* BEGIN *

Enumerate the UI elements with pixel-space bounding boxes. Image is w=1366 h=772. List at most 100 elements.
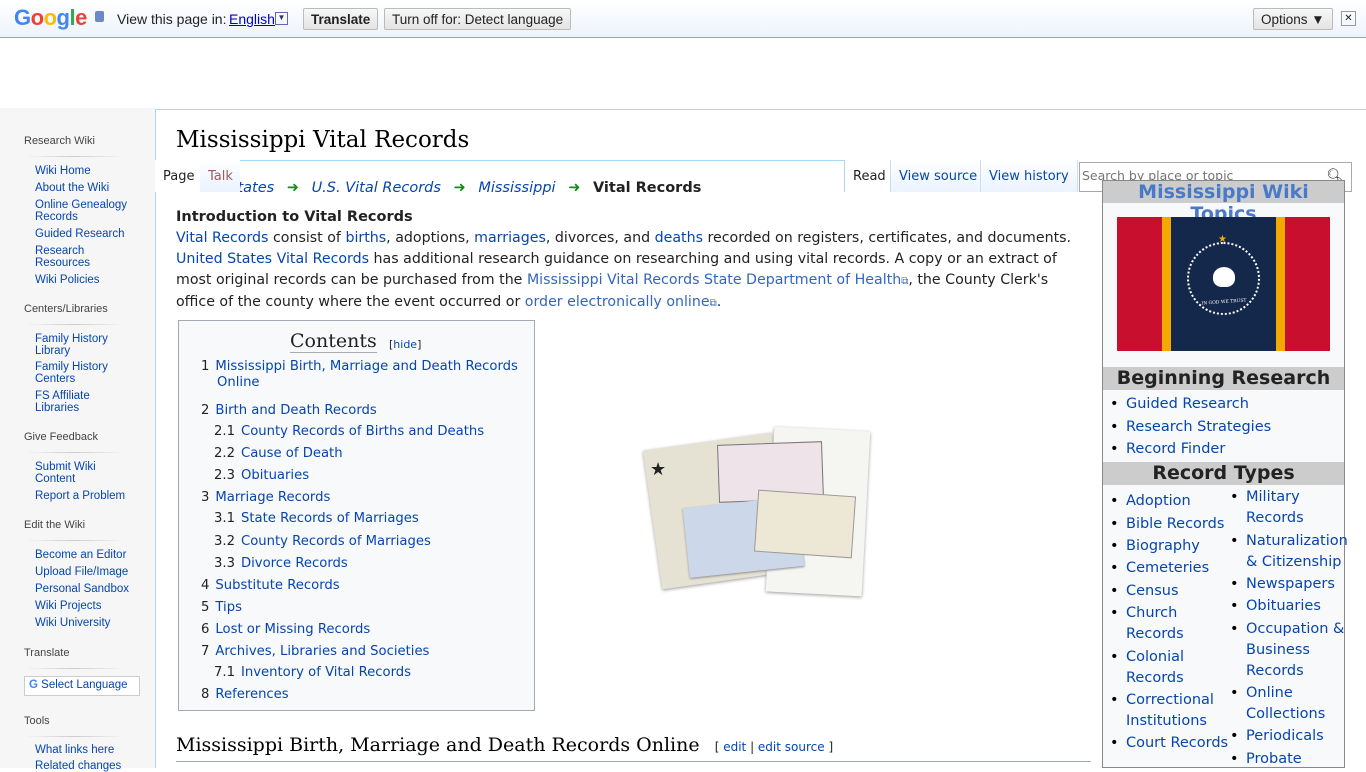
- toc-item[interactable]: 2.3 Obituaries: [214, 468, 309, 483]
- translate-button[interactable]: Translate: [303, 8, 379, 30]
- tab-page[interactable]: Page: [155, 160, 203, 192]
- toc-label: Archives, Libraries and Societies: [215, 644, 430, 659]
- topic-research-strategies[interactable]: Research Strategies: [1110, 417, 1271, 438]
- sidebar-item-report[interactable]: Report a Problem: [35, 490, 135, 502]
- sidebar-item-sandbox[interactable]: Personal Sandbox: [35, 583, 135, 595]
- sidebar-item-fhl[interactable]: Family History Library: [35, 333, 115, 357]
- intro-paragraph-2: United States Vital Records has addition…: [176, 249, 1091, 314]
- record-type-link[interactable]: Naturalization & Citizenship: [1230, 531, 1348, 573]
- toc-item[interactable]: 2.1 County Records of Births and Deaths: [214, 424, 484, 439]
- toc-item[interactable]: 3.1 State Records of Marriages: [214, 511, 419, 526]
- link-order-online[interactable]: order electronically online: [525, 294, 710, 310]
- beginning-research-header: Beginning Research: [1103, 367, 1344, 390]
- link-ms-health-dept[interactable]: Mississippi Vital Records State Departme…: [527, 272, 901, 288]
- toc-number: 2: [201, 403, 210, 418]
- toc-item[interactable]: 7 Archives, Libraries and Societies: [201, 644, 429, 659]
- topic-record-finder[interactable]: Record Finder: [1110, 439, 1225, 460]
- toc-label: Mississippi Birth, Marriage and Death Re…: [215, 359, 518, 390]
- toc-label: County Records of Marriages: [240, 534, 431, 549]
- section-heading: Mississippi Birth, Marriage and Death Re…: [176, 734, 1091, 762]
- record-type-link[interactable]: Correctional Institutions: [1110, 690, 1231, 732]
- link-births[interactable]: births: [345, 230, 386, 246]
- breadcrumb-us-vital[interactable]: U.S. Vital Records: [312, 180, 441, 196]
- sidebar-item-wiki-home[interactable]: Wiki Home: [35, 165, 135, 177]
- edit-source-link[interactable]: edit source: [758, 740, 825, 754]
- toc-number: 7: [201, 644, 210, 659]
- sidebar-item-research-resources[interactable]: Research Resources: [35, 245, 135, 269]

* END *

## PROBLEM TO WORK ON
Please set out the entry lines above as a Markdown table with the columns Row and Line text, starting with the line containing "- toc-item[interactable]: 2.3" and going on through the line containing "- toc-label: Archives, Libraries". Number each row and leave out any blank lines.

## ANSWER
| Row | Line text |
|---|---|
| 1 | - toc-item[interactable]: 2.3 Obituaries: [214, 468, 309, 483] |
| 2 | - translate-button[interactable]: Translate: [303, 8, 379, 30] |
| 3 | - tab-page[interactable]: Page: [155, 160, 203, 192] |
| 4 | - toc-label: Archives, Libraries and Societies: [215, 644, 430, 659] |